--- start PROVIDED MATERIAL ---

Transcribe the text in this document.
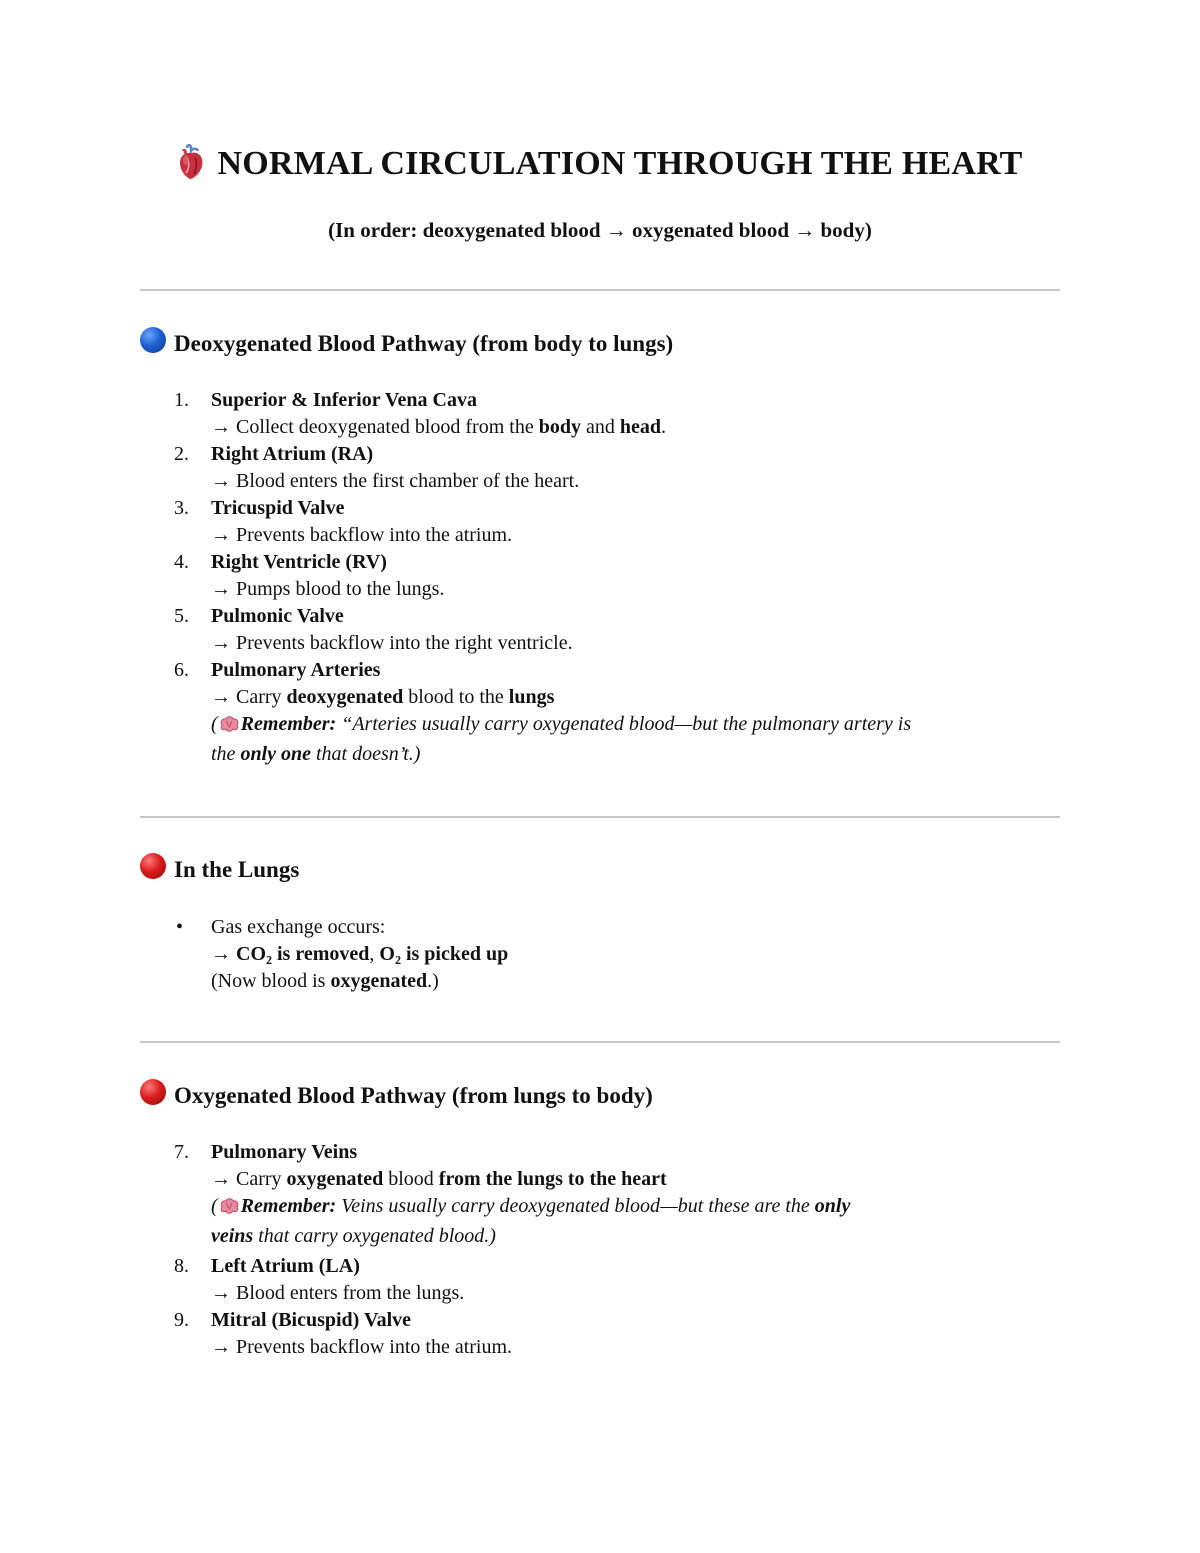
NORMAL CIRCULATION THROUGH THE HEART
(In order: deoxygenated blood → oxygenated blood → body)
Deoxygenated Blood Pathway (from body to lungs)
1.	Superior & Inferior Vena Cava
→ Collect deoxygenated blood from the body and head.
2.	Right Atrium (RA)
→ Blood enters the first chamber of the heart.
3.	Tricuspid Valve
→ Prevents backflow into the atrium.
4.	Right Ventricle (RV)
→ Pumps blood to the lungs.
5.	Pulmonic Valve
→ Prevents backflow into the right ventricle.
6.	Pulmonary Arteries
→ Carry deoxygenated blood to the lungs
( Remember: “Arteries usually carry oxygenated blood—but the pulmonary artery is
the only one that doesn’t.)
In the Lungs
• Gas exchange occurs:
→ CO₂ is removed, O₂ is picked up
(Now blood is oxygenated.)
Oxygenated Blood Pathway (from lungs to body)
7.	Pulmonary Veins
→ Carry oxygenated blood from the lungs to the heart
( Remember: Veins usually carry deoxygenated blood—but these are the only
veins that carry oxygenated blood.)
8.	Left Atrium (LA)
→ Blood enters from the lungs.
9.	Mitral (Bicuspid) Valve
→ Prevents backflow into the atrium.
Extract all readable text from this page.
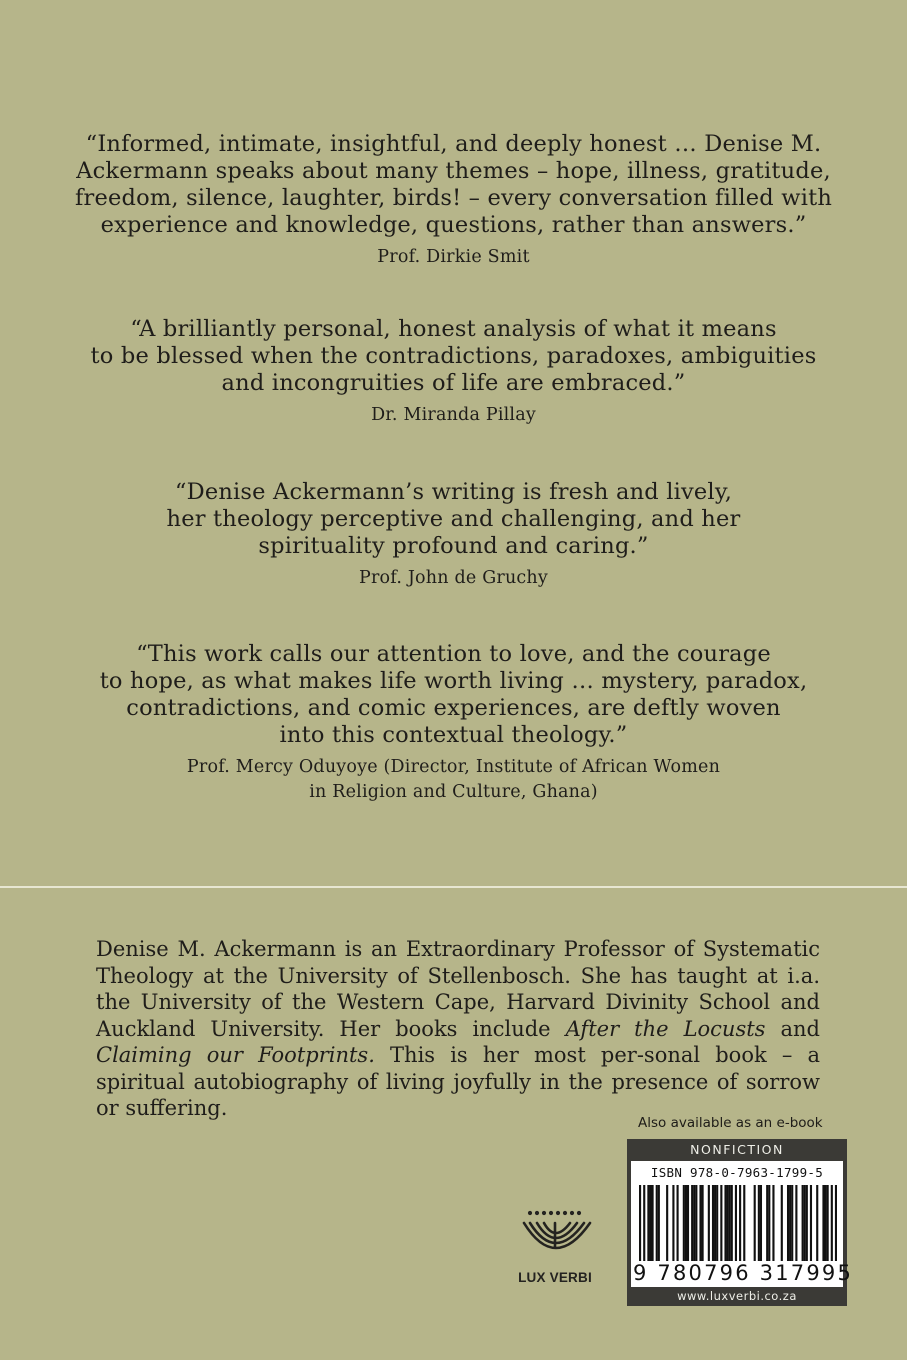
“Informed, intimate, insightful, and deeply honest … Denise M.
Ackermann speaks about many themes – hope, illness, gratitude,
freedom, silence, laughter, birds! – every conversation filled with
experience and knowledge, questions, rather than answers.”

Prof. Dirkie Smit

“A brilliantly personal, honest analysis of what it means
to be blessed when the contradictions, paradoxes, ambiguities
and incongruities of life are embraced.”

Dr. Miranda Pillay

“Denise Ackermann’s writing is fresh and lively,
her theology perceptive and challenging, and her
spirituality profound and caring.”

Prof. John de Gruchy

“This work calls our attention to love, and the courage
to hope, as what makes life worth living … mystery, paradox,
contradictions, and comic experiences, are deftly woven
into this contextual theology.”

Prof. Mercy Oduyoye (Director, Institute of African Women
in Religion and Culture, Ghana)

Denise M. Ackermann is an Extraordinary Professor of Systematic Theology at the University of Stellenbosch. She has taught at i.a. the University of the Western Cape, Harvard Divinity School and Auckland University. Her books include After the Locusts and Claiming our Footprints. This is her most per-sonal book – a spiritual autobiography of living joyfully in the presence of sorrow or suffering.

Also available as an e-book
LUX VERBI
NONFICTION
ISBN 978-0-7963-1799-5
9 780796 317995
www.luxverbi.co.za
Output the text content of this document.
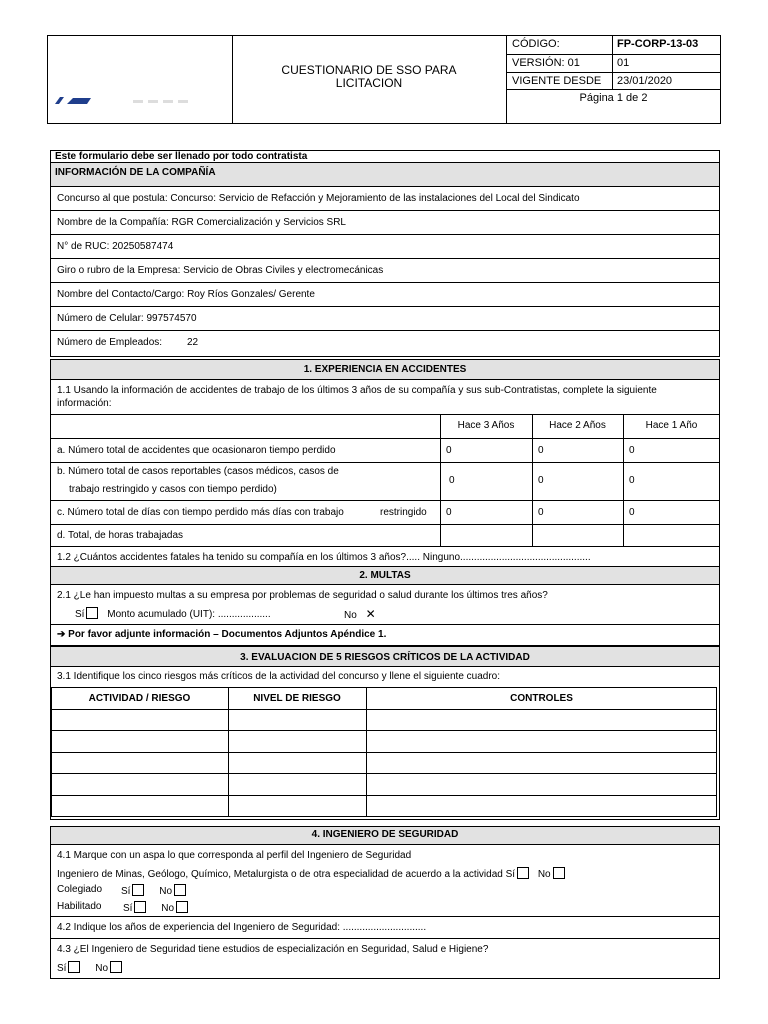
CUESTIONARIO DE SSO PARA
LICITACION
CÓDIGO:	FP-CORP-13-03
VERSIÓN: 01	01
VIGENTE DESDE 23/01/2020
Página 1 de 2
Este formulario debe ser llenado por todo contratista
INFORMACIÓN DE LA COMPAÑÍA
Concurso al que postula: Concurso: Servicio de Refacción y Mejoramiento de las instalaciones del Local del Sindicato
Nombre de la Compañía: RGR Comercialización y Servicios SRL
N° de RUC: 20250587474
Giro o rubro de la Empresa: Servicio de Obras Civiles y electromecánicas
Nombre del Contacto/Cargo: Roy Ríos Gonzales/ Gerente
Número de Celular: 997574570
Número de Empleados: 22
1. EXPERIENCIA EN ACCIDENTES
1.1 Usando la información de accidentes de trabajo de los últimos 3 años de su compañía y sus sub-Contratistas, complete la siguiente
información:
Hace 3 Años	Hace 2 Años	Hace 1 Año
a. Número total de accidentes que ocasionaron tiempo perdido	0	0	0
b. Número total de casos reportables (casos médicos, casos de
trabajo restringido y casos con tiempo perdido)
0	0	0
c. Número total de días con tiempo perdido más días con trabajo	restringido 0	0	0
d. Total, de horas trabajadas
1.2 ¿Cuántos accidentes fatales ha tenido su compañía en los últimos 3 años?..... Ninguno...............................................
2. MULTAS
2.1 ¿Le han impuesto multas a su empresa por problemas de seguridad o salud durante los últimos tres años?
Sí Monto acumulado (UIT): ...................	No ✕
➔ Por favor adjunte información – Documentos Adjuntos Apéndice 1.
3. EVALUACION DE 5 RIESGOS CRÍTICOS DE LA ACTIVIDAD
3.1 Identifique los cinco riesgos más críticos de la actividad del concurso y llene el siguiente cuadro:
ACTIVIDAD / RIESGO	NIVEL DE RIESGO	CONTROLES
4. INGENIERO DE SEGURIDAD
4.1 Marque con un aspa lo que corresponda al perfil del Ingeniero de Seguridad
Ingeniero de Minas, Geólogo, Químico, Metalurgista o de otra especialidad de acuerdo a la actividad Sí No
Colegiado Sí	No
Habilitado Sí	No
4.2 Indique los años de experiencia del Ingeniero de Seguridad: ..............................
4.3 ¿El Ingeniero de Seguridad tiene estudios de especialización en Seguridad, Salud e Higiene?
Sí	No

--- end PROVIDED MATERIAL ---

GIVEN EXERCISE -
Output every entry exactly as given; pictures are not part of the copy.

THE OUTPUT -
Transcribe the text in this document.
NORMAL CIRCULATION THROUGH THE HEART
(In order: deoxygenated blood → oxygenated blood → body)
Deoxygenated Blood Pathway (from body to lungs)
1.	Superior & Inferior Vena Cava
→ Collect deoxygenated blood from the body and head.
2.	Right Atrium (RA)
→ Blood enters the first chamber of the heart.
3.	Tricuspid Valve
→ Prevents backflow into the atrium.
4.	Right Ventricle (RV)
→ Pumps blood to the lungs.
5.	Pulmonic Valve
→ Prevents backflow into the right ventricle.
6.	Pulmonary Arteries
→ Carry deoxygenated blood to the lungs
( Remember: “Arteries usually carry oxygenated blood—but the pulmonary artery is
the only one that doesn’t.)
In the Lungs
• Gas exchange occurs:
→ CO₂ is removed, O₂ is picked up
(Now blood is oxygenated.)
Oxygenated Blood Pathway (from lungs to body)
7.	Pulmonary Veins
→ Carry oxygenated blood from the lungs to the heart
( Remember: Veins usually carry deoxygenated blood—but these are the only
veins that carry oxygenated blood.)
8.	Left Atrium (LA)
→ Blood enters from the lungs.
9.	Mitral (Bicuspid) Valve
→ Prevents backflow into the atrium.
Extract all readable text from this page.
“Informed, intimate, insightful, and deeply honest … Denise M.
Ackermann speaks about many themes – hope, illness, gratitude,
freedom, silence, laughter, birds! – every conversation filled with
experience and knowledge, questions, rather than answers.”

Prof. Dirkie Smit

“A brilliantly personal, honest analysis of what it means
to be blessed when the contradictions, paradoxes, ambiguities
and incongruities of life are embraced.”

Dr. Miranda Pillay

“Denise Ackermann’s writing is fresh and lively,
her theology perceptive and challenging, and her
spirituality profound and caring.”

Prof. John de Gruchy

“This work calls our attention to love, and the courage
to hope, as what makes life worth living … mystery, paradox,
contradictions, and comic experiences, are deftly woven
into this contextual theology.”

Prof. Mercy Oduyoye (Director, Institute of African Women
in Religion and Culture, Ghana)

Denise M. Ackermann is an Extraordinary Professor of Systematic Theology at the University of Stellenbosch. She has taught at i.a. the University of the Western Cape, Harvard Divinity School and Auckland University. Her books include After the Locusts and Claiming our Footprints. This is her most per-sonal book – a spiritual autobiography of living joyfully in the presence of sorrow or suffering.

Also available as an e-book
LUX VERBI
NONFICTION
ISBN 978-0-7963-1799-5
9 780796 317995
www.luxverbi.co.za
Output the text content of this document.
CUESTIONARIO DE SSO PARA
LICITACION
CÓDIGO:	FP-CORP-13-03
VERSIÓN: 01	01
VIGENTE DESDE 23/01/2020
Página 1 de 2
Este formulario debe ser llenado por todo contratista
INFORMACIÓN DE LA COMPAÑÍA
Concurso al que postula: Concurso: Servicio de Refacción y Mejoramiento de las instalaciones del Local del Sindicato
Nombre de la Compañía: RGR Comercialización y Servicios SRL
N° de RUC: 20250587474
Giro o rubro de la Empresa: Servicio de Obras Civiles y electromecánicas
Nombre del Contacto/Cargo: Roy Ríos Gonzales/ Gerente
Número de Celular: 997574570
Número de Empleados: 22
1. EXPERIENCIA EN ACCIDENTES
1.1 Usando la información de accidentes de trabajo de los últimos 3 años de su compañía y sus sub-Contratistas, complete la siguiente
información:
Hace 3 Años	Hace 2 Años	Hace 1 Año
a. Número total de accidentes que ocasionaron tiempo perdido	0	0	0
b. Número total de casos reportables (casos médicos, casos de
trabajo restringido y casos con tiempo perdido)
0	0	0
c. Número total de días con tiempo perdido más días con trabajo	restringido 0	0	0
d. Total, de horas trabajadas
1.2 ¿Cuántos accidentes fatales ha tenido su compañía en los últimos 3 años?..... Ninguno...............................................
2. MULTAS
2.1 ¿Le han impuesto multas a su empresa por problemas de seguridad o salud durante los últimos tres años?
Sí Monto acumulado (UIT): ...................	No ✕
➔ Por favor adjunte información – Documentos Adjuntos Apéndice 1.
3. EVALUACION DE 5 RIESGOS CRÍTICOS DE LA ACTIVIDAD
3.1 Identifique los cinco riesgos más críticos de la actividad del concurso y llene el siguiente cuadro:
ACTIVIDAD / RIESGO	NIVEL DE RIESGO	CONTROLES
4. INGENIERO DE SEGURIDAD
4.1 Marque con un aspa lo que corresponda al perfil del Ingeniero de Seguridad
Ingeniero de Minas, Geólogo, Químico, Metalurgista o de otra especialidad de acuerdo a la actividad Sí No
Colegiado Sí	No
Habilitado Sí	No
4.2 Indique los años de experiencia del Ingeniero de Seguridad: ..............................
4.3 ¿El Ingeniero de Seguridad tiene estudios de especialización en Seguridad, Salud e Higiene?
Sí	No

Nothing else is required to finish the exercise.